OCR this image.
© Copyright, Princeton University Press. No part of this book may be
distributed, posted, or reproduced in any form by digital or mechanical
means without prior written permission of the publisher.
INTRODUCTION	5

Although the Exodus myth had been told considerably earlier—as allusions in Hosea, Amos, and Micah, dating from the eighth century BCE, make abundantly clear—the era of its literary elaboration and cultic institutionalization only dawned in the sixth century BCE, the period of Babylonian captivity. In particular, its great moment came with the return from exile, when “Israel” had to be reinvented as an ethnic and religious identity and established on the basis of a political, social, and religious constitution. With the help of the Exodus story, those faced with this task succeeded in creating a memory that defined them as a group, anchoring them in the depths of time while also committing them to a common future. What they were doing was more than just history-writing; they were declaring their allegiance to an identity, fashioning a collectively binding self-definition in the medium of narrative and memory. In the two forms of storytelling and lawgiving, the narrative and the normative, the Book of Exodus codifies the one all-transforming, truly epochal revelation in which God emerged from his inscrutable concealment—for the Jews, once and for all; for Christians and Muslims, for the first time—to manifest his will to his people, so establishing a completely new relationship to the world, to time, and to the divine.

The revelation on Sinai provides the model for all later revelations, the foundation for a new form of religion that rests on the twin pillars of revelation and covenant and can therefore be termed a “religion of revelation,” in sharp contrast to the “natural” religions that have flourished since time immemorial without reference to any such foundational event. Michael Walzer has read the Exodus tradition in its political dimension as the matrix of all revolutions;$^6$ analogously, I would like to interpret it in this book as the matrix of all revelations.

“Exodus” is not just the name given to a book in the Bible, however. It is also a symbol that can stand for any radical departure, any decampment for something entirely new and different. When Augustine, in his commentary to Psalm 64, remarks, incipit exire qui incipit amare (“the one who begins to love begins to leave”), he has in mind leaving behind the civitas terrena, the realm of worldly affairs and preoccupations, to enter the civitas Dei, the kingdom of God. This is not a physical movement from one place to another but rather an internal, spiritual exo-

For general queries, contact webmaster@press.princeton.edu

Exercise aim
Every record above needs to be repeated word for word.

Finished answer
OCR this image.
© Copyright, Princeton University Press. No part of this book may be
distributed, posted, or reproduced in any form by digital or mechanical
means without prior written permission of the publisher.
INTRODUCTION	5

Although the Exodus myth had been told considerably earlier—as allusions in Hosea, Amos, and Micah, dating from the eighth century BCE, make abundantly clear—the era of its literary elaboration and cultic institutionalization only dawned in the sixth century BCE, the period of Babylonian captivity. In particular, its great moment came with the return from exile, when “Israel” had to be reinvented as an ethnic and religious identity and established on the basis of a political, social, and religious constitution. With the help of the Exodus story, those faced with this task succeeded in creating a memory that defined them as a group, anchoring them in the depths of time while also committing them to a common future. What they were doing was more than just history-writing; they were declaring their allegiance to an identity, fashioning a collectively binding self-definition in the medium of narrative and memory. In the two forms of storytelling and lawgiving, the narrative and the normative, the Book of Exodus codifies the one all-transforming, truly epochal revelation in which God emerged from his inscrutable concealment—for the Jews, once and for all; for Christians and Muslims, for the first time—to manifest his will to his people, so establishing a completely new relationship to the world, to time, and to the divine.

The revelation on Sinai provides the model for all later revelations, the foundation for a new form of religion that rests on the twin pillars of revelation and covenant and can therefore be termed a “religion of revelation,” in sharp contrast to the “natural” religions that have flourished since time immemorial without reference to any such foundational event. Michael Walzer has read the Exodus tradition in its political dimension as the matrix of all revolutions;$^6$ analogously, I would like to interpret it in this book as the matrix of all revelations.

“Exodus” is not just the name given to a book in the Bible, however. It is also a symbol that can stand for any radical departure, any decampment for something entirely new and different. When Augustine, in his commentary to Psalm 64, remarks, incipit exire qui incipit amare (“the one who begins to love begins to leave”), he has in mind leaving behind the civitas terrena, the realm of worldly affairs and preoccupations, to enter the civitas Dei, the kingdom of God. This is not a physical movement from one place to another but rather an internal, spiritual exo-

For general queries, contact webmaster@press.princeton.edu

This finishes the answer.